- _Data excerpts_:
>> start
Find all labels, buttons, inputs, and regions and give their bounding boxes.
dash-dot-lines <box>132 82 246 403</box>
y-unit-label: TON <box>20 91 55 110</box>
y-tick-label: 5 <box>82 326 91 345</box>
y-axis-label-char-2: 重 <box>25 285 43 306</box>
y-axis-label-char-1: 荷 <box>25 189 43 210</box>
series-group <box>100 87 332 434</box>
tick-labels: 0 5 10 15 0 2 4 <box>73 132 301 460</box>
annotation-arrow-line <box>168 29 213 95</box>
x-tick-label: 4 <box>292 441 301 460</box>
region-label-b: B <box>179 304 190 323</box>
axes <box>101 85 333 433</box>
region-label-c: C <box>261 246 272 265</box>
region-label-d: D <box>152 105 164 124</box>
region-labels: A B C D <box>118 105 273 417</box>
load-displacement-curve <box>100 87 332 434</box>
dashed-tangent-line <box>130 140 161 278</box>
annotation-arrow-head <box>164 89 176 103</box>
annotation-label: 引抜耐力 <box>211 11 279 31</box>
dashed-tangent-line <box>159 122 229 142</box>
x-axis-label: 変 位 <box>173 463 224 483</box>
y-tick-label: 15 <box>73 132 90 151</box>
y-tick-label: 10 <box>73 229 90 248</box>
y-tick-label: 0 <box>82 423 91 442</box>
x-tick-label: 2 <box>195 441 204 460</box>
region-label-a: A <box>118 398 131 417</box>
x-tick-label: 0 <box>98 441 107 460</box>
>> end
- _What the exercise asks_: Copy every line of the items above, character for character, keeping the original order.

- _The result_:
Find all labels, buttons, inputs, and regions and give their bounding boxes.
dash-dot-lines <box>132 82 246 403</box>
y-unit-label: TON <box>20 91 55 110</box>
y-tick-label: 5 <box>82 326 91 345</box>
y-axis-label-char-2: 重 <box>25 285 43 306</box>
y-axis-label-char-1: 荷 <box>25 189 43 210</box>
series-group <box>100 87 332 434</box>
tick-labels: 0 5 10 15 0 2 4 <box>73 132 301 460</box>
annotation-arrow-line <box>168 29 213 95</box>
x-tick-label: 4 <box>292 441 301 460</box>
region-label-b: B <box>179 304 190 323</box>
axes <box>101 85 333 433</box>
region-label-c: C <box>261 246 272 265</box>
region-label-d: D <box>152 105 164 124</box>
region-labels: A B C D <box>118 105 273 417</box>
load-displacement-curve <box>100 87 332 434</box>
dashed-tangent-line <box>130 140 161 278</box>
annotation-arrow-head <box>164 89 176 103</box>
annotation-label: 引抜耐力 <box>211 11 279 31</box>
dashed-tangent-line <box>159 122 229 142</box>
x-axis-label: 変 位 <box>173 463 224 483</box>
y-tick-label: 15 <box>73 132 90 151</box>
y-tick-label: 10 <box>73 229 90 248</box>
y-tick-label: 0 <box>82 423 91 442</box>
x-tick-label: 2 <box>195 441 204 460</box>
region-label-a: A <box>118 398 131 417</box>
x-tick-label: 0 <box>98 441 107 460</box>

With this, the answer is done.